──────── DATASET ────────
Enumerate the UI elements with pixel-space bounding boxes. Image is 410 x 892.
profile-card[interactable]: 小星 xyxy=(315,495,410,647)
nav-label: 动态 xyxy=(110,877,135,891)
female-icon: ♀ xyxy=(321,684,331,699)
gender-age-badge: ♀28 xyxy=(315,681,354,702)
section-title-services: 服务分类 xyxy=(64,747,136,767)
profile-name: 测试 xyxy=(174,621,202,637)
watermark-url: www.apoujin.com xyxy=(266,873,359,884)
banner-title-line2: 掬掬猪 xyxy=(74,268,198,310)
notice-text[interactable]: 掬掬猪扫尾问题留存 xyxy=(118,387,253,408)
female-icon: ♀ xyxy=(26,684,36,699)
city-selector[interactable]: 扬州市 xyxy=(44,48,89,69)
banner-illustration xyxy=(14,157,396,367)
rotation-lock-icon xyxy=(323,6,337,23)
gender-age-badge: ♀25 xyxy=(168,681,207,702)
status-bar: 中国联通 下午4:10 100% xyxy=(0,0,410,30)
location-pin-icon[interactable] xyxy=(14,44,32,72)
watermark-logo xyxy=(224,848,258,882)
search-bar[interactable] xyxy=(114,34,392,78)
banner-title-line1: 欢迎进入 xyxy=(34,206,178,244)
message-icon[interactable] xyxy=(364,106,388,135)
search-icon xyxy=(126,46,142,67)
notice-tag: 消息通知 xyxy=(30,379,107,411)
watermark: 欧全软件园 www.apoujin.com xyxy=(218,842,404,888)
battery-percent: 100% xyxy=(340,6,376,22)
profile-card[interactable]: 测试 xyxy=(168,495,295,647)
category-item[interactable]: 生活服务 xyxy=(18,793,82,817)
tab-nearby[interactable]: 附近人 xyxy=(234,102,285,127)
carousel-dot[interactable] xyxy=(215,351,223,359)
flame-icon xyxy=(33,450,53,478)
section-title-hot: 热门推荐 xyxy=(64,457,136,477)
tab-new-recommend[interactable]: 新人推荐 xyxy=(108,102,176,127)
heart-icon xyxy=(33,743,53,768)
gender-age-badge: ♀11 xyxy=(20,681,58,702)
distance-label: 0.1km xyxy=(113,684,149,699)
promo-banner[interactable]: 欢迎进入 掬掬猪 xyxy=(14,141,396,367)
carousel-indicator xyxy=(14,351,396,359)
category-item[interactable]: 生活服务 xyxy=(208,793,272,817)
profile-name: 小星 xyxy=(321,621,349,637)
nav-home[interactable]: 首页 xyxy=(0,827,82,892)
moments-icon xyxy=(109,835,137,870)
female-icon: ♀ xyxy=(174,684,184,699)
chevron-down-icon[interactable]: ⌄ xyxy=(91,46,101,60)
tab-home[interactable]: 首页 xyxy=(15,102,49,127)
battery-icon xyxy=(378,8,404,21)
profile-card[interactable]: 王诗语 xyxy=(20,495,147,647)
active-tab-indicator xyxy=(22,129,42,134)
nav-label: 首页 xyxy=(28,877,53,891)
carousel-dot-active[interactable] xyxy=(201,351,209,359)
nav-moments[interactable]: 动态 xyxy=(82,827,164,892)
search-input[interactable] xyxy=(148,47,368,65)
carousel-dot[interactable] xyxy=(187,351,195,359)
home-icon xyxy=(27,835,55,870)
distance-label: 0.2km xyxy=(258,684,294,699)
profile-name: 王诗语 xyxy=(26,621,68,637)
────────
_OBJECTIVE_
Please copy every one of the lines above without changing anything.

_PROBLEM SOLUTION_
Enumerate the UI elements with pixel-space bounding boxes. Image is 410 x 892.
profile-card[interactable]: 小星 xyxy=(315,495,410,647)
nav-label: 动态 xyxy=(110,877,135,891)
female-icon: ♀ xyxy=(321,684,331,699)
gender-age-badge: ♀28 xyxy=(315,681,354,702)
section-title-services: 服务分类 xyxy=(64,747,136,767)
profile-name: 测试 xyxy=(174,621,202,637)
watermark-url: www.apoujin.com xyxy=(266,873,359,884)
banner-title-line2: 掬掬猪 xyxy=(74,268,198,310)
notice-text[interactable]: 掬掬猪扫尾问题留存 xyxy=(118,387,253,408)
female-icon: ♀ xyxy=(26,684,36,699)
city-selector[interactable]: 扬州市 xyxy=(44,48,89,69)
banner-illustration xyxy=(14,157,396,367)
rotation-lock-icon xyxy=(323,6,337,23)
gender-age-badge: ♀25 xyxy=(168,681,207,702)
status-bar: 中国联通 下午4:10 100% xyxy=(0,0,410,30)
location-pin-icon[interactable] xyxy=(14,44,32,72)
watermark-logo xyxy=(224,848,258,882)
search-bar[interactable] xyxy=(114,34,392,78)
banner-title-line1: 欢迎进入 xyxy=(34,206,178,244)
message-icon[interactable] xyxy=(364,106,388,135)
search-icon xyxy=(126,46,142,67)
notice-tag: 消息通知 xyxy=(30,379,107,411)
watermark: 欧全软件园 www.apoujin.com xyxy=(218,842,404,888)
battery-percent: 100% xyxy=(340,6,376,22)
profile-card[interactable]: 测试 xyxy=(168,495,295,647)
category-item[interactable]: 生活服务 xyxy=(18,793,82,817)
tab-nearby[interactable]: 附近人 xyxy=(234,102,285,127)
carousel-dot[interactable] xyxy=(215,351,223,359)
flame-icon xyxy=(33,450,53,478)
section-title-hot: 热门推荐 xyxy=(64,457,136,477)
tab-new-recommend[interactable]: 新人推荐 xyxy=(108,102,176,127)
heart-icon xyxy=(33,743,53,768)
gender-age-badge: ♀11 xyxy=(20,681,58,702)
distance-label: 0.1km xyxy=(113,684,149,699)
promo-banner[interactable]: 欢迎进入 掬掬猪 xyxy=(14,141,396,367)
carousel-indicator xyxy=(14,351,396,359)
category-item[interactable]: 生活服务 xyxy=(208,793,272,817)
profile-name: 小星 xyxy=(321,621,349,637)
nav-home[interactable]: 首页 xyxy=(0,827,82,892)
moments-icon xyxy=(109,835,137,870)
female-icon: ♀ xyxy=(174,684,184,699)
chevron-down-icon[interactable]: ⌄ xyxy=(91,46,101,60)
tab-home[interactable]: 首页 xyxy=(15,102,49,127)
battery-icon xyxy=(378,8,404,21)
profile-card[interactable]: 王诗语 xyxy=(20,495,147,647)
active-tab-indicator xyxy=(22,129,42,134)
nav-label: 首页 xyxy=(28,877,53,891)
carousel-dot-active[interactable] xyxy=(201,351,209,359)
nav-moments[interactable]: 动态 xyxy=(82,827,164,892)
search-input[interactable] xyxy=(148,47,368,65)
carousel-dot[interactable] xyxy=(187,351,195,359)
home-icon xyxy=(27,835,55,870)
distance-label: 0.2km xyxy=(258,684,294,699)
profile-name: 王诗语 xyxy=(26,621,68,637)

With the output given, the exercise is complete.